Source records -
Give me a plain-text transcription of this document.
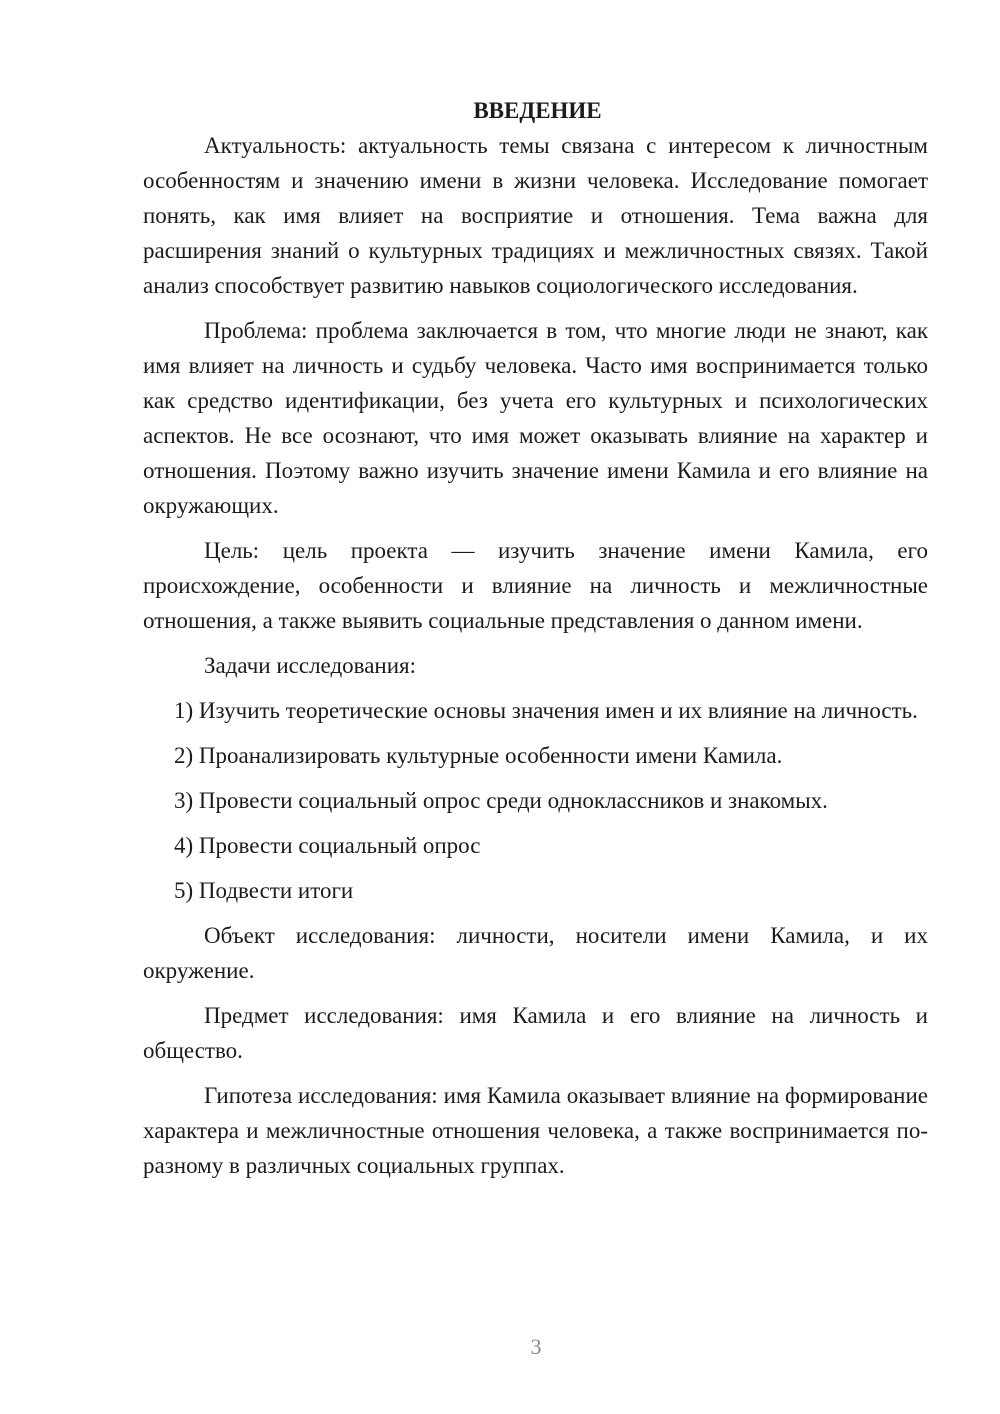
ВВЕДЕНИЕ

Актуальность: актуальность темы связана с интересом к личностным особенностям и значению имени в жизни человека. Исследование помогает понять, как имя влияет на восприятие и отношения. Тема важна для расширения знаний о культурных традициях и межличностных связях. Такой анализ способствует развитию навыков социологического исследования.

Проблема: проблема заключается в том, что многие люди не знают, как имя влияет на личность и судьбу человека. Часто имя воспринимается только как средство идентификации, без учета его культурных и психологических аспектов. Не все осознают, что имя может оказывать влияние на характер и отношения. Поэтому важно изучить значение имени Камила и его влияние на окружающих.

Цель: цель проекта — изучить значение имени Камила, его происхождение, особенности и влияние на личность и межличностные отношения, а также выявить социальные представления о данном имени.

Задачи исследования:

1) Изучить теоретические основы значения имен и их влияние на личность.

2) Проанализировать культурные особенности имени Камила.

3) Провести социальный опрос среди одноклассников и знакомых.

4) Провести социальный опрос

5) Подвести итоги

Объект исследования: личности, носители имени Камила, и их окружение.

Предмет исследования: имя Камила и его влияние на личность и общество.

Гипотеза исследования: имя Камила оказывает влияние на формирование характера и межличностные отношения человека, а также воспринимается по-разному в различных социальных группах.

3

Exercise aim - All of the material above needs to be restated exactly, with no pictures.

Task response -
Give me a plain-text transcription of this document.
ВВЕДЕНИЕ

Актуальность: актуальность темы связана с интересом к личностным особенностям и значению имени в жизни человека. Исследование помогает понять, как имя влияет на восприятие и отношения. Тема важна для расширения знаний о культурных традициях и межличностных связях. Такой анализ способствует развитию навыков социологического исследования.

Проблема: проблема заключается в том, что многие люди не знают, как имя влияет на личность и судьбу человека. Часто имя воспринимается только как средство идентификации, без учета его культурных и психологических аспектов. Не все осознают, что имя может оказывать влияние на характер и отношения. Поэтому важно изучить значение имени Камила и его влияние на окружающих.

Цель: цель проекта — изучить значение имени Камила, его происхождение, особенности и влияние на личность и межличностные отношения, а также выявить социальные представления о данном имени.

Задачи исследования:

1) Изучить теоретические основы значения имен и их влияние на личность.

2) Проанализировать культурные особенности имени Камила.

3) Провести социальный опрос среди одноклассников и знакомых.

4) Провести социальный опрос

5) Подвести итоги

Объект исследования: личности, носители имени Камила, и их окружение.

Предмет исследования: имя Камила и его влияние на личность и общество.

Гипотеза исследования: имя Камила оказывает влияние на формирование характера и межличностные отношения человека, а также воспринимается по-разному в различных социальных группах.

3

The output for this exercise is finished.